--- Start Supplied records ---

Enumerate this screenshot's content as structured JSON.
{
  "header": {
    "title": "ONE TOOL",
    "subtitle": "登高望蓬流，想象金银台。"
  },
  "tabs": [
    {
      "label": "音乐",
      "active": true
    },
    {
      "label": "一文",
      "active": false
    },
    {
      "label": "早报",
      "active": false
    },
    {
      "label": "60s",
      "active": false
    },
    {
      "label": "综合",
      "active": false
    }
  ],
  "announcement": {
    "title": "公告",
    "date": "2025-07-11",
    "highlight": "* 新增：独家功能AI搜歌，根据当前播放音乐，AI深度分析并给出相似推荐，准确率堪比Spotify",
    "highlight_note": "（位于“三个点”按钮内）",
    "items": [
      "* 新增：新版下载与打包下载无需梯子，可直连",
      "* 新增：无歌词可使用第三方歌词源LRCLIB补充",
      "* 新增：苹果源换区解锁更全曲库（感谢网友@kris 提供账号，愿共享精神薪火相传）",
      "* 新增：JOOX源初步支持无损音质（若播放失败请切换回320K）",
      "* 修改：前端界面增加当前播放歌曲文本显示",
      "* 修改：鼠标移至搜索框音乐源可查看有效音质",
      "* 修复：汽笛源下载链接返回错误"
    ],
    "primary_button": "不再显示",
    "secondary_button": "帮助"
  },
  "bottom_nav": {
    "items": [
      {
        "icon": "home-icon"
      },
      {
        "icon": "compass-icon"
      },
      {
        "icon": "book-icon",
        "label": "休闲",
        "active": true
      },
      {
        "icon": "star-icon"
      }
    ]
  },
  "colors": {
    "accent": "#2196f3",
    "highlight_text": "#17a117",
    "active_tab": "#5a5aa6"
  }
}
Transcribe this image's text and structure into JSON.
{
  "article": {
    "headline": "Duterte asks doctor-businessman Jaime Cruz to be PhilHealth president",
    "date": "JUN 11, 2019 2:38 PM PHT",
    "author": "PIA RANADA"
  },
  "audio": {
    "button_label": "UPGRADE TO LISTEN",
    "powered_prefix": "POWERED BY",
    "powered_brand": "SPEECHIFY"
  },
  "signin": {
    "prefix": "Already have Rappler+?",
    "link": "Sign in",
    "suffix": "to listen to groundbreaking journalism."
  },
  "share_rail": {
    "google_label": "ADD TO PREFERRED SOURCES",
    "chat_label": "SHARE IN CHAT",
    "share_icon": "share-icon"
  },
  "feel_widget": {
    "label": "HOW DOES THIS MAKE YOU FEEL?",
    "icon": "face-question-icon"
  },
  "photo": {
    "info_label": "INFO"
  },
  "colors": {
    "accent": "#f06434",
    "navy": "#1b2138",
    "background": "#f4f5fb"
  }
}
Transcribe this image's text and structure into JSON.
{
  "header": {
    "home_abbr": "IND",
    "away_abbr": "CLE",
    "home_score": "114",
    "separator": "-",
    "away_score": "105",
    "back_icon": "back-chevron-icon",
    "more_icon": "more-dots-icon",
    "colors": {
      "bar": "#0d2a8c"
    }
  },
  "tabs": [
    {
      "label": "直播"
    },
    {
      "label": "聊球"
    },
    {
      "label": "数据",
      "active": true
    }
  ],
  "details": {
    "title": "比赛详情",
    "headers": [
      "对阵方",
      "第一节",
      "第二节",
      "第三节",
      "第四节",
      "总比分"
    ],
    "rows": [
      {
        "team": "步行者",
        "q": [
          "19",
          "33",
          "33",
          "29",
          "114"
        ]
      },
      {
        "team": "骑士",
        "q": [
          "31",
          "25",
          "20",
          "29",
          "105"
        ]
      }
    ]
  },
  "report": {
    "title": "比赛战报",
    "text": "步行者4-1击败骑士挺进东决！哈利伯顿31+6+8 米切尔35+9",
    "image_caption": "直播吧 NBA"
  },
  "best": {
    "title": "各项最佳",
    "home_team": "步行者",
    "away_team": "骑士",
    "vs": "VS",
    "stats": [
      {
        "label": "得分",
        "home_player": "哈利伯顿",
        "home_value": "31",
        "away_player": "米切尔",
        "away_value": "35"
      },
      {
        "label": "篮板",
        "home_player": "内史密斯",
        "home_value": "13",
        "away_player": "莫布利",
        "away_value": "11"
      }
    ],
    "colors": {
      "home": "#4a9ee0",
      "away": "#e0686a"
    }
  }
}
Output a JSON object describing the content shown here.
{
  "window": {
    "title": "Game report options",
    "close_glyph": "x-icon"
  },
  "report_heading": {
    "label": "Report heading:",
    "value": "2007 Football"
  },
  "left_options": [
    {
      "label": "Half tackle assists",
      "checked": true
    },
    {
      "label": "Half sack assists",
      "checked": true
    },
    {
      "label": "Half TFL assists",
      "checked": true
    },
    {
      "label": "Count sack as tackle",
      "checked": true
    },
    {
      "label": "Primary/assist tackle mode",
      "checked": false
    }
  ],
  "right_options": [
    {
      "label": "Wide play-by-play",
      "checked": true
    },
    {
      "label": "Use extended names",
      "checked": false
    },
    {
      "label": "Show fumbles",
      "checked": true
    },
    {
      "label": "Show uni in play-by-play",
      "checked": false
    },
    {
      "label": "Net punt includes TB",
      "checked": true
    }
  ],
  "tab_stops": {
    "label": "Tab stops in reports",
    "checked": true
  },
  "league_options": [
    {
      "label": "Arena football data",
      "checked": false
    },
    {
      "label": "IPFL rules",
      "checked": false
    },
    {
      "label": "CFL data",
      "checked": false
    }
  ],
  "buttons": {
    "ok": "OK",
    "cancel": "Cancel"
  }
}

--- End Supplied records ---

What to produce — Restate the records, all of them, precisely as written.

Response to this task —
Enumerate this screenshot's content as structured JSON.
{
  "header": {
    "title": "ONE TOOL",
    "subtitle": "登高望蓬流，想象金银台。"
  },
  "tabs": [
    {
      "label": "音乐",
      "active": true
    },
    {
      "label": "一文",
      "active": false
    },
    {
      "label": "早报",
      "active": false
    },
    {
      "label": "60s",
      "active": false
    },
    {
      "label": "综合",
      "active": false
    }
  ],
  "announcement": {
    "title": "公告",
    "date": "2025-07-11",
    "highlight": "* 新增：独家功能AI搜歌，根据当前播放音乐，AI深度分析并给出相似推荐，准确率堪比Spotify",
    "highlight_note": "（位于“三个点”按钮内）",
    "items": [
      "* 新增：新版下载与打包下载无需梯子，可直连",
      "* 新增：无歌词可使用第三方歌词源LRCLIB补充",
      "* 新增：苹果源换区解锁更全曲库（感谢网友@kris 提供账号，愿共享精神薪火相传）",
      "* 新增：JOOX源初步支持无损音质（若播放失败请切换回320K）",
      "* 修改：前端界面增加当前播放歌曲文本显示",
      "* 修改：鼠标移至搜索框音乐源可查看有效音质",
      "* 修复：汽笛源下载链接返回错误"
    ],
    "primary_button": "不再显示",
    "secondary_button": "帮助"
  },
  "bottom_nav": {
    "items": [
      {
        "icon": "home-icon"
      },
      {
        "icon": "compass-icon"
      },
      {
        "icon": "book-icon",
        "label": "休闲",
        "active": true
      },
      {
        "icon": "star-icon"
      }
    ]
  },
  "colors": {
    "accent": "#2196f3",
    "highlight_text": "#17a117",
    "active_tab": "#5a5aa6"
  }
}
Transcribe this image's text and structure into JSON.
{
  "article": {
    "headline": "Duterte asks doctor-businessman Jaime Cruz to be PhilHealth president",
    "date": "JUN 11, 2019 2:38 PM PHT",
    "author": "PIA RANADA"
  },
  "audio": {
    "button_label": "UPGRADE TO LISTEN",
    "powered_prefix": "POWERED BY",
    "powered_brand": "SPEECHIFY"
  },
  "signin": {
    "prefix": "Already have Rappler+?",
    "link": "Sign in",
    "suffix": "to listen to groundbreaking journalism."
  },
  "share_rail": {
    "google_label": "ADD TO PREFERRED SOURCES",
    "chat_label": "SHARE IN CHAT",
    "share_icon": "share-icon"
  },
  "feel_widget": {
    "label": "HOW DOES THIS MAKE YOU FEEL?",
    "icon": "face-question-icon"
  },
  "photo": {
    "info_label": "INFO"
  },
  "colors": {
    "accent": "#f06434",
    "navy": "#1b2138",
    "background": "#f4f5fb"
  }
}
Transcribe this image's text and structure into JSON.
{
  "header": {
    "home_abbr": "IND",
    "away_abbr": "CLE",
    "home_score": "114",
    "separator": "-",
    "away_score": "105",
    "back_icon": "back-chevron-icon",
    "more_icon": "more-dots-icon",
    "colors": {
      "bar": "#0d2a8c"
    }
  },
  "tabs": [
    {
      "label": "直播"
    },
    {
      "label": "聊球"
    },
    {
      "label": "数据",
      "active": true
    }
  ],
  "details": {
    "title": "比赛详情",
    "headers": [
      "对阵方",
      "第一节",
      "第二节",
      "第三节",
      "第四节",
      "总比分"
    ],
    "rows": [
      {
        "team": "步行者",
        "q": [
          "19",
          "33",
          "33",
          "29",
          "114"
        ]
      },
      {
        "team": "骑士",
        "q": [
          "31",
          "25",
          "20",
          "29",
          "105"
        ]
      }
    ]
  },
  "report": {
    "title": "比赛战报",
    "text": "步行者4-1击败骑士挺进东决！哈利伯顿31+6+8 米切尔35+9",
    "image_caption": "直播吧 NBA"
  },
  "best": {
    "title": "各项最佳",
    "home_team": "步行者",
    "away_team": "骑士",
    "vs": "VS",
    "stats": [
      {
        "label": "得分",
        "home_player": "哈利伯顿",
        "home_value": "31",
        "away_player": "米切尔",
        "away_value": "35"
      },
      {
        "label": "篮板",
        "home_player": "内史密斯",
        "home_value": "13",
        "away_player": "莫布利",
        "away_value": "11"
      }
    ],
    "colors": {
      "home": "#4a9ee0",
      "away": "#e0686a"
    }
  }
}
Output a JSON object describing the content shown here.
{
  "window": {
    "title": "Game report options",
    "close_glyph": "x-icon"
  },
  "report_heading": {
    "label": "Report heading:",
    "value": "2007 Football"
  },
  "left_options": [
    {
      "label": "Half tackle assists",
      "checked": true
    },
    {
      "label": "Half sack assists",
      "checked": true
    },
    {
      "label": "Half TFL assists",
      "checked": true
    },
    {
      "label": "Count sack as tackle",
      "checked": true
    },
    {
      "label": "Primary/assist tackle mode",
      "checked": false
    }
  ],
  "right_options": [
    {
      "label": "Wide play-by-play",
      "checked": true
    },
    {
      "label": "Use extended names",
      "checked": false
    },
    {
      "label": "Show fumbles",
      "checked": true
    },
    {
      "label": "Show uni in play-by-play",
      "checked": false
    },
    {
      "label": "Net punt includes TB",
      "checked": true
    }
  ],
  "tab_stops": {
    "label": "Tab stops in reports",
    "checked": true
  },
  "league_options": [
    {
      "label": "Arena football data",
      "checked": false
    },
    {
      "label": "IPFL rules",
      "checked": false
    },
    {
      "label": "CFL data",
      "checked": false
    }
  ],
  "buttons": {
    "ok": "OK",
    "cancel": "Cancel"
  }
}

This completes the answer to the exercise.